Each line below that contains "SO₄²" counts once; report the total and nothing more.
# START OF Raw records
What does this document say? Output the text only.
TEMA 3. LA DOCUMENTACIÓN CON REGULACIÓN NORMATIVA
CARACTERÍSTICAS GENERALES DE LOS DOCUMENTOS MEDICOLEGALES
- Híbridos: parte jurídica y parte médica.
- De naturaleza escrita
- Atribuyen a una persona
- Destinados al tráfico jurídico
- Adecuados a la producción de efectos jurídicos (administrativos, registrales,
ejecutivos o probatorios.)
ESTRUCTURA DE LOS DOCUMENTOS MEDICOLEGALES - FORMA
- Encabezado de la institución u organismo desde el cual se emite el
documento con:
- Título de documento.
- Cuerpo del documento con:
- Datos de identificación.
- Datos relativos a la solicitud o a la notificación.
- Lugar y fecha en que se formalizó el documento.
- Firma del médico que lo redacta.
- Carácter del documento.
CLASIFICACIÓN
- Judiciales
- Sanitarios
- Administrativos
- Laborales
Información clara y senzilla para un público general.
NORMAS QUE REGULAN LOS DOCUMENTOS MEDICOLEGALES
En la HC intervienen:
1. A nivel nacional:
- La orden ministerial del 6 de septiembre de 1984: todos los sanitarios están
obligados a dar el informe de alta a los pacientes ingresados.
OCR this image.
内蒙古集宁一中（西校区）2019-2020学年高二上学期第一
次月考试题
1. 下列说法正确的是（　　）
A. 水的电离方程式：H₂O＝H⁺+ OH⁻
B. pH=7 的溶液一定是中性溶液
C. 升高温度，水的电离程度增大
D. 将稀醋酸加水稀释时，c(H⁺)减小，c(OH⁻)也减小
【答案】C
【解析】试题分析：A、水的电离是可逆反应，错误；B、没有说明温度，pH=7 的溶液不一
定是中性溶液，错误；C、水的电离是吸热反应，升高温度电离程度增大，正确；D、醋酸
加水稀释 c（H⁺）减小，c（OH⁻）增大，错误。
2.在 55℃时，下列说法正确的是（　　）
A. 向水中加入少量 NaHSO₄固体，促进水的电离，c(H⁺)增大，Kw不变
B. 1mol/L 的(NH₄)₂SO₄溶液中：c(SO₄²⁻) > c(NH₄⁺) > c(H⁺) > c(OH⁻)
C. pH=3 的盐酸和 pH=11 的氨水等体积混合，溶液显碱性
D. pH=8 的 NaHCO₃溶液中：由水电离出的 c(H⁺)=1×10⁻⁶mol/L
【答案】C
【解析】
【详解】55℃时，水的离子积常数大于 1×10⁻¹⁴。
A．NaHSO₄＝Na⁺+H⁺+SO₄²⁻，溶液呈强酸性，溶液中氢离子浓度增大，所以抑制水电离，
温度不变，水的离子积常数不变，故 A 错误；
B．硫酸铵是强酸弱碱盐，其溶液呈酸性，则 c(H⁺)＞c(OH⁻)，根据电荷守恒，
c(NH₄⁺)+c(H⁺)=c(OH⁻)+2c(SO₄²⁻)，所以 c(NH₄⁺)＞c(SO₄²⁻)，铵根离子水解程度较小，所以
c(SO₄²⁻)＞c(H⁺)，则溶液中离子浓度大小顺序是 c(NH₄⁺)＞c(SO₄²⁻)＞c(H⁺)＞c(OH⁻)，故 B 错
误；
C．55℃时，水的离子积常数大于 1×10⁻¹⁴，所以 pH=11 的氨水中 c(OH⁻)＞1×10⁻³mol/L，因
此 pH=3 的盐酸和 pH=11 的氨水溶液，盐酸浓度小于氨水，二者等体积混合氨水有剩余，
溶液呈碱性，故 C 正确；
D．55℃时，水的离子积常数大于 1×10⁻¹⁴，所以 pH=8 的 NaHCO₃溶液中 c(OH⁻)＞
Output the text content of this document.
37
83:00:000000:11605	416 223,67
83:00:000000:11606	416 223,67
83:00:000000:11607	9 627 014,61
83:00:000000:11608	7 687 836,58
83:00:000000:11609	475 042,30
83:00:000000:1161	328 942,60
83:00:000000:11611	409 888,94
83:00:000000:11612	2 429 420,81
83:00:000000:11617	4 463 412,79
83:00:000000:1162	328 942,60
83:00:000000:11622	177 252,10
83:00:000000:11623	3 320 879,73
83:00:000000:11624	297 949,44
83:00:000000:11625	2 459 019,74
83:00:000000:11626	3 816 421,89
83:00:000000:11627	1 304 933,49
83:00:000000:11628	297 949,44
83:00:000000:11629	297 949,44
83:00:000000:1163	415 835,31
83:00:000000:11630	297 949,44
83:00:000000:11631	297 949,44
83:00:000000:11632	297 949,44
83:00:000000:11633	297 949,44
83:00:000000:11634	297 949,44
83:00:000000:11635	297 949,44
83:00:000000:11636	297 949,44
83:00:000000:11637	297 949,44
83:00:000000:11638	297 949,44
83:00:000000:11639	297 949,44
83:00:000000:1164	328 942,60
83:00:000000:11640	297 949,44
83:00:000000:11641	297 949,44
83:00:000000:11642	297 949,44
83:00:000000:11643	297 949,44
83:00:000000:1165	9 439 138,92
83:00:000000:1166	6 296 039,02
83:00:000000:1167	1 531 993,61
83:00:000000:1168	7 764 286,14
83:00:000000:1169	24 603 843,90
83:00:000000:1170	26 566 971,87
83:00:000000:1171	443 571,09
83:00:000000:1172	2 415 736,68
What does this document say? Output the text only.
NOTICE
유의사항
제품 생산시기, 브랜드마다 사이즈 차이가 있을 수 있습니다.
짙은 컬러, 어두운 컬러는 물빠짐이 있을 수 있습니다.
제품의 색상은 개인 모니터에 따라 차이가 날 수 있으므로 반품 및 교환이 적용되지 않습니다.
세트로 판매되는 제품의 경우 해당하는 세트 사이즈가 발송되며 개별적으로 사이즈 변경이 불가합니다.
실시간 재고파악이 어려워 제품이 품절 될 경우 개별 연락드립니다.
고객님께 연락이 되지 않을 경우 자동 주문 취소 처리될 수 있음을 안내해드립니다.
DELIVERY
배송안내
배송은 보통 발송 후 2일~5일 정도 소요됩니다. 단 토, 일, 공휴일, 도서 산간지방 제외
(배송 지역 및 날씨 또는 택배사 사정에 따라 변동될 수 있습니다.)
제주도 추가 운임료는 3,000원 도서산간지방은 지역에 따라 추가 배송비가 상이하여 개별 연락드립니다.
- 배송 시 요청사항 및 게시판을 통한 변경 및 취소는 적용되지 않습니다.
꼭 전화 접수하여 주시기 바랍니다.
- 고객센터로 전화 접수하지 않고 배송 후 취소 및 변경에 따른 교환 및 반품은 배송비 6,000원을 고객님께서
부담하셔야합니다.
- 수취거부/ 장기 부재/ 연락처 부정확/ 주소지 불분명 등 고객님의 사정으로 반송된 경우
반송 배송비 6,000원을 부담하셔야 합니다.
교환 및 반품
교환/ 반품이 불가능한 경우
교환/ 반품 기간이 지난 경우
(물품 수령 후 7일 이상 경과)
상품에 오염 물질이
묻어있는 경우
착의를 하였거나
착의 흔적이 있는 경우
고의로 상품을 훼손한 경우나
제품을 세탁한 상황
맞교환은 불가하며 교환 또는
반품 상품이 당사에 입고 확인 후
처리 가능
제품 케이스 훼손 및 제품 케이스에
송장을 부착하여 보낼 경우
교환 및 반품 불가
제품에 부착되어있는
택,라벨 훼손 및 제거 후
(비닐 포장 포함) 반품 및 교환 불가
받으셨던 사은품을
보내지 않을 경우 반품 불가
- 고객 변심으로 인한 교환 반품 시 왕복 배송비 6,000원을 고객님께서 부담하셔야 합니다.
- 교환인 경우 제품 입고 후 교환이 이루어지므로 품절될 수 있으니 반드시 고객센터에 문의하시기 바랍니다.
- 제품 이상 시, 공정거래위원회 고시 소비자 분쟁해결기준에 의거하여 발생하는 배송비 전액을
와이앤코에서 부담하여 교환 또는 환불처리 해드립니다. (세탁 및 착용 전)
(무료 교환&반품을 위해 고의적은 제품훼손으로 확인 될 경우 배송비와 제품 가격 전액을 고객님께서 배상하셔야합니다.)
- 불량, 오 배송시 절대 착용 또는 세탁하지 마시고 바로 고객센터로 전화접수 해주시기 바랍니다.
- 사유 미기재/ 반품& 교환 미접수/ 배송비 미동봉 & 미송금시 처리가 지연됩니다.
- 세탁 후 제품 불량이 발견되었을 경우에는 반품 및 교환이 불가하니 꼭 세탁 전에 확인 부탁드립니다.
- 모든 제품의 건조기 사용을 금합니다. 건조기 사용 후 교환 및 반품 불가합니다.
# END OF Raw records
### The reply:
4